>>>

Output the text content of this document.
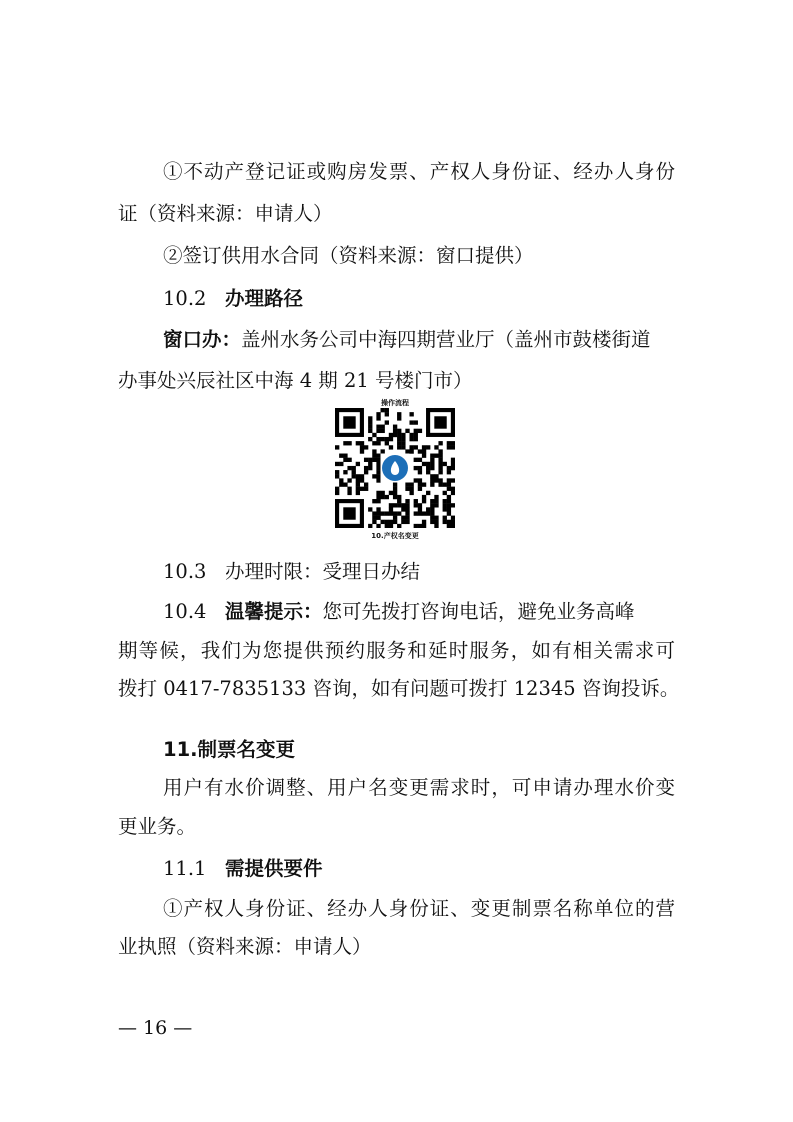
①不动产登记证或购房发票、产权人身份证、经办人身份
证（资料来源：申请人）
②签订供用水合同（资料来源：窗口提供）
10.2 办理路径
窗口办：盖州水务公司中海四期营业厅（盖州市鼓楼街道
办事处兴辰社区中海 4 期 21 号楼门市）
操作流程
10.产权名变更
10.3 办理时限：受理日办结
10.4 温馨提示：您可先拨打咨询电话，避免业务高峰
期等候，我们为您提供预约服务和延时服务，如有相关需求可
拨打 0417-7835133 咨询，如有问题可拨打 12345 咨询投诉。
11.制票名变更
用户有水价调整、用户名变更需求时，可申请办理水价变
更业务。
11.1 需提供要件
①产权人身份证、经办人身份证、变更制票名称单位的营
业执照（资料来源：申请人）
— 16 —
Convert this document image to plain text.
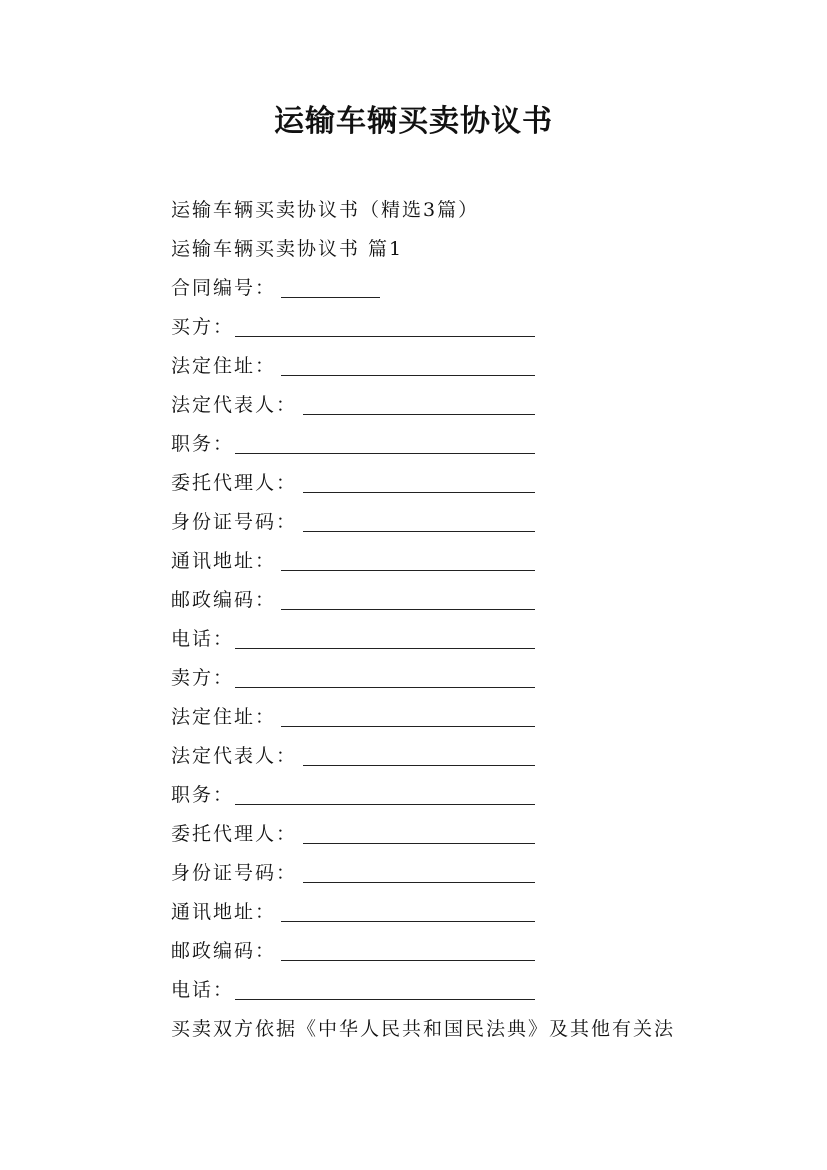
运输车辆买卖协议书
运输车辆买卖协议书（精选3篇）
运输车辆买卖协议书 篇1
合同编号：
买方：
法定住址：
法定代表人：
职务：
委托代理人：
身份证号码：
通讯地址：
邮政编码：
电话：
卖方：
法定住址：
法定代表人：
职务：
委托代理人：
身份证号码：
通讯地址：
邮政编码：
电话：
买卖双方依据《中华人民共和国民法典》及其他有关法
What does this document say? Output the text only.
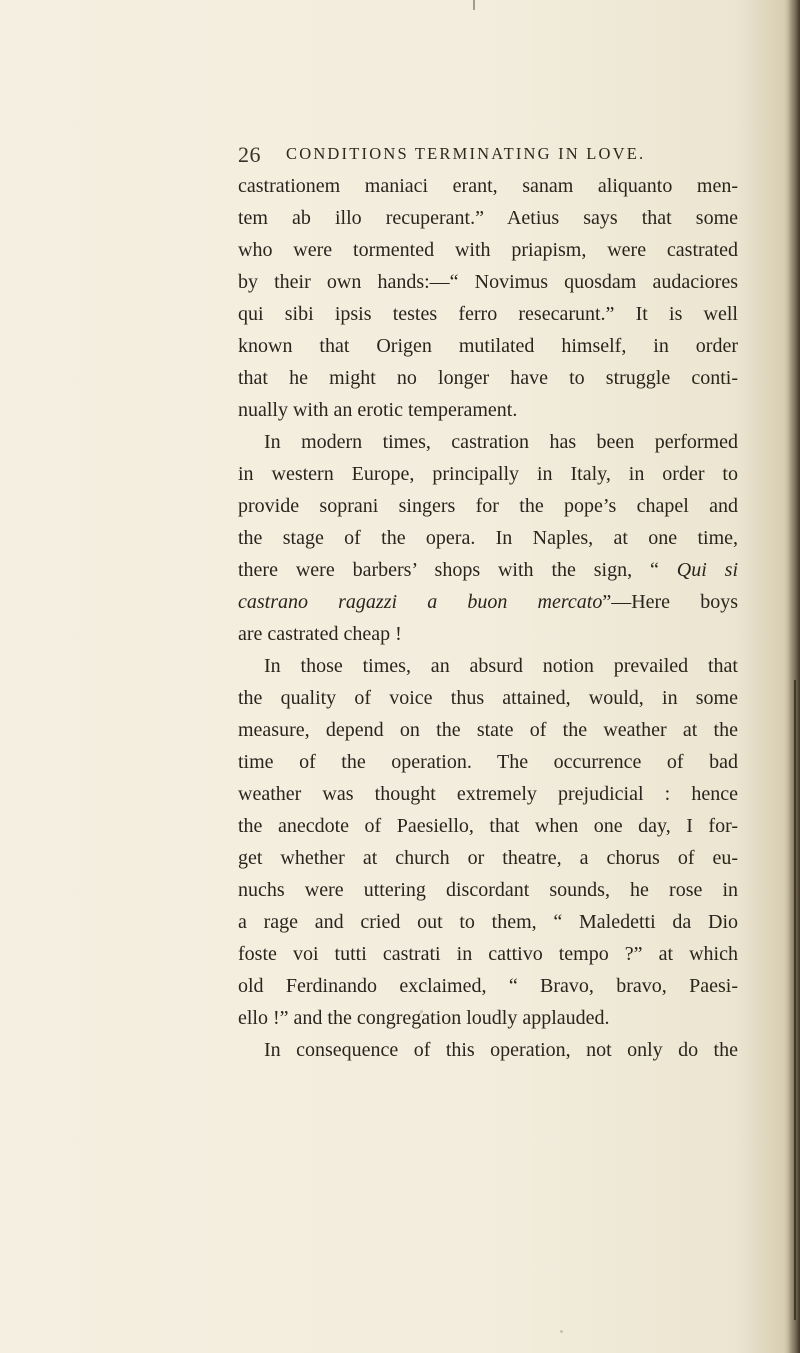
26 CONDITIONS TERMINATING IN LOVE.
castrationem maniaci erant, sanam aliquanto men-
tem ab illo recuperant.” Aetius says that some
who were tormented with priapism, were castrated
by their own hands:—“ Novimus quosdam audaciores
qui sibi ipsis testes ferro resecarunt.” It is well
known that Origen mutilated himself, in order
that he might no longer have to struggle conti-
nually with an erotic temperament.
In modern times, castration has been performed
in western Europe, principally in Italy, in order to
provide soprani singers for the pope’s chapel and
the stage of the opera. In Naples, at one time,
there were barbers’ shops with the sign, “ Qui si
castrano ragazzi a buon mercato”—Here boys
are castrated cheap !
In those times, an absurd notion prevailed that
the quality of voice thus attained, would, in some
measure, depend on the state of the weather at the
time of the operation. The occurrence of bad
weather was thought extremely prejudicial : hence
the anecdote of Paesiello, that when one day, I for-
get whether at church or theatre, a chorus of eu-
nuchs were uttering discordant sounds, he rose in
a rage and cried out to them, “ Maledetti da Dio
foste voi tutti castrati in cattivo tempo ?” at which
old Ferdinando exclaimed, “ Bravo, bravo, Paesi-
ello !” and the congregation loudly applauded.
In consequence of this operation, not only do the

<<<

Your instructions → Leave the images out and output the remaining material exactly as it stands.

Full response →
Output the text content of this document.
①不动产登记证或购房发票、产权人身份证、经办人身份
证（资料来源：申请人）
②签订供用水合同（资料来源：窗口提供）
10.2 办理路径
窗口办：盖州水务公司中海四期营业厅（盖州市鼓楼街道
办事处兴辰社区中海 4 期 21 号楼门市）
操作流程
10.产权名变更
10.3 办理时限：受理日办结
10.4 温馨提示：您可先拨打咨询电话，避免业务高峰
期等候，我们为您提供预约服务和延时服务，如有相关需求可
拨打 0417-7835133 咨询，如有问题可拨打 12345 咨询投诉。
11.制票名变更
用户有水价调整、用户名变更需求时，可申请办理水价变
更业务。
11.1 需提供要件
①产权人身份证、经办人身份证、变更制票名称单位的营
业执照（资料来源：申请人）
— 16 —
Convert this document image to plain text.
运输车辆买卖协议书
运输车辆买卖协议书（精选3篇）
运输车辆买卖协议书 篇1
合同编号：
买方：
法定住址：
法定代表人：
职务：
委托代理人：
身份证号码：
通讯地址：
邮政编码：
电话：
卖方：
法定住址：
法定代表人：
职务：
委托代理人：
身份证号码：
通讯地址：
邮政编码：
电话：
买卖双方依据《中华人民共和国民法典》及其他有关法
What does this document say? Output the text only.
26 CONDITIONS TERMINATING IN LOVE.
castrationem maniaci erant, sanam aliquanto men-
tem ab illo recuperant.” Aetius says that some
who were tormented with priapism, were castrated
by their own hands:—“ Novimus quosdam audaciores
qui sibi ipsis testes ferro resecarunt.” It is well
known that Origen mutilated himself, in order
that he might no longer have to struggle conti-
nually with an erotic temperament.
In modern times, castration has been performed
in western Europe, principally in Italy, in order to
provide soprani singers for the pope’s chapel and
the stage of the opera. In Naples, at one time,
there were barbers’ shops with the sign, “ Qui si
castrano ragazzi a buon mercato”—Here boys
are castrated cheap !
In those times, an absurd notion prevailed that
the quality of voice thus attained, would, in some
measure, depend on the state of the weather at the
time of the operation. The occurrence of bad
weather was thought extremely prejudicial : hence
the anecdote of Paesiello, that when one day, I for-
get whether at church or theatre, a chorus of eu-
nuchs were uttering discordant sounds, he rose in
a rage and cried out to them, “ Maledetti da Dio
foste voi tutti castrati in cattivo tempo ?” at which
old Ferdinando exclaimed, “ Bravo, bravo, Paesi-
ello !” and the congregation loudly applauded.
In consequence of this operation, not only do the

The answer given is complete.